**Written request:** Extract each line where the string "mantissa" shows up.

**Material shown:**
## begin
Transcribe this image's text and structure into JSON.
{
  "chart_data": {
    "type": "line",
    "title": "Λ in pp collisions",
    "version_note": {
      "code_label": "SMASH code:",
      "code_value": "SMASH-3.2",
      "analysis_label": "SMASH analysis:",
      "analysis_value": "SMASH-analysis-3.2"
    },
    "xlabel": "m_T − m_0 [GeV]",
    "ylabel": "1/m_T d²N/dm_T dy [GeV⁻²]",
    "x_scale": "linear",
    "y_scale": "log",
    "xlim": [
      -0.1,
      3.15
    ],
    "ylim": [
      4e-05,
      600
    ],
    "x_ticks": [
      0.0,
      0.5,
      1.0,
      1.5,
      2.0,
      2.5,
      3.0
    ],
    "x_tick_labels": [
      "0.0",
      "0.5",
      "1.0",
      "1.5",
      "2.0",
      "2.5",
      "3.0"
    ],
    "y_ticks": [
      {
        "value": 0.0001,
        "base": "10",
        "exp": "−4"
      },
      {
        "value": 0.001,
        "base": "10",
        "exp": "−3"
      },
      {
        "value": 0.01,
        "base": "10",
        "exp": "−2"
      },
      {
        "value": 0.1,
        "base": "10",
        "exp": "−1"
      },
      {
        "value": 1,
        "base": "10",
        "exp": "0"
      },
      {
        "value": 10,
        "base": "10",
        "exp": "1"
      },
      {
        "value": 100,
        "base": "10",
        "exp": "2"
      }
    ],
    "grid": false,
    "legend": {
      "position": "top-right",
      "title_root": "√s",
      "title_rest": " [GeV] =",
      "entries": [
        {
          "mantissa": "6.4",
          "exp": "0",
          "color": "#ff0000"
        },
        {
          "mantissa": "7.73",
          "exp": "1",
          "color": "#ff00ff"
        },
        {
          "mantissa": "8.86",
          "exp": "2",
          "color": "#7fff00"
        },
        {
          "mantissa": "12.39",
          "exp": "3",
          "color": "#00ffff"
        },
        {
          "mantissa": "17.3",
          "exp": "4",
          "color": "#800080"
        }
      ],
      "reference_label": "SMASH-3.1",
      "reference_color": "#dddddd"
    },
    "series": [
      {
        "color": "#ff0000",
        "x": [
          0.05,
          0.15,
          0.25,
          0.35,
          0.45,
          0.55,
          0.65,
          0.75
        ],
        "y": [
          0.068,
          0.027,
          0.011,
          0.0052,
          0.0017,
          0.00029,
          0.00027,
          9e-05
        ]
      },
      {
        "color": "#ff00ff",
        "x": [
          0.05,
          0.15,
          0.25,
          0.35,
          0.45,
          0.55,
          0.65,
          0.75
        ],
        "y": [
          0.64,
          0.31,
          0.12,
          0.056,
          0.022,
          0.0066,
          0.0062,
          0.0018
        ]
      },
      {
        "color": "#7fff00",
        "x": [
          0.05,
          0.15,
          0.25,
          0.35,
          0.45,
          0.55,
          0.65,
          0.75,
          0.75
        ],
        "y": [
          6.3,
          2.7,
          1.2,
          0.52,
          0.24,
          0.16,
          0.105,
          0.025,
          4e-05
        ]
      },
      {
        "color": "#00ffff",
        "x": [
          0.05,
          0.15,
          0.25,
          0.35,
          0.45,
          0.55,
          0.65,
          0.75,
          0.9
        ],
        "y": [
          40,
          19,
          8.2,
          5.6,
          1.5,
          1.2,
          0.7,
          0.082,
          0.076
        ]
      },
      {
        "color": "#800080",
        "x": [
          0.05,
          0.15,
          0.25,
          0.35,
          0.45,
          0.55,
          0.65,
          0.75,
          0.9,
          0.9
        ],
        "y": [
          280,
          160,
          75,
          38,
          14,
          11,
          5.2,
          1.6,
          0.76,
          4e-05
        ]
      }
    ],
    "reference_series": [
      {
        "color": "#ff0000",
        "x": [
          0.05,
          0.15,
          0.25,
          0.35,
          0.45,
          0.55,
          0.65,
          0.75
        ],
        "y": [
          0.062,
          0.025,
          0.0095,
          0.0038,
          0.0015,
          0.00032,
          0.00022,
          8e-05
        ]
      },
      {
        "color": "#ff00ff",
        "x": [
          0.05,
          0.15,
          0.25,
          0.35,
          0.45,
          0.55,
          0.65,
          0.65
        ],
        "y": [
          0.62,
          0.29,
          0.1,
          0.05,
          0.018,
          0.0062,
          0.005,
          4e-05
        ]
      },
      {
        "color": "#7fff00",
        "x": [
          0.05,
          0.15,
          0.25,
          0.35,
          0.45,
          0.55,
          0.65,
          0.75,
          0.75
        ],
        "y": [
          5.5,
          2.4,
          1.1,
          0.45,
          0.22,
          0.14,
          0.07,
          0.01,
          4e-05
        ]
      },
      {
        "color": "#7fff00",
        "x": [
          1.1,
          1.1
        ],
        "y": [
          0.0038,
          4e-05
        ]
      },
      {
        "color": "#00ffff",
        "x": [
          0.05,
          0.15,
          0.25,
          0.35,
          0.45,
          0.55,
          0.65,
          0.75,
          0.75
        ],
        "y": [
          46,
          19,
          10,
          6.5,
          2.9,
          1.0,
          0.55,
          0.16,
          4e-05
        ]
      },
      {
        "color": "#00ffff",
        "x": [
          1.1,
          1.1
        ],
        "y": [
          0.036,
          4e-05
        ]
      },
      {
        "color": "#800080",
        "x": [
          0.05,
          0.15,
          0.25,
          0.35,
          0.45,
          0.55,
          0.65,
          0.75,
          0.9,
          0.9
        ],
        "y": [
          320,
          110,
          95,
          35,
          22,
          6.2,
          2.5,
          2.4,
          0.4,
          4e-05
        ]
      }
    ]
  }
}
## end
**Result of this exercise:**
          "mantissa": "6.4",
          "mantissa": "7.73",
          "mantissa": "8.86",
          "mantissa": "12.39",
          "mantissa": "17.3",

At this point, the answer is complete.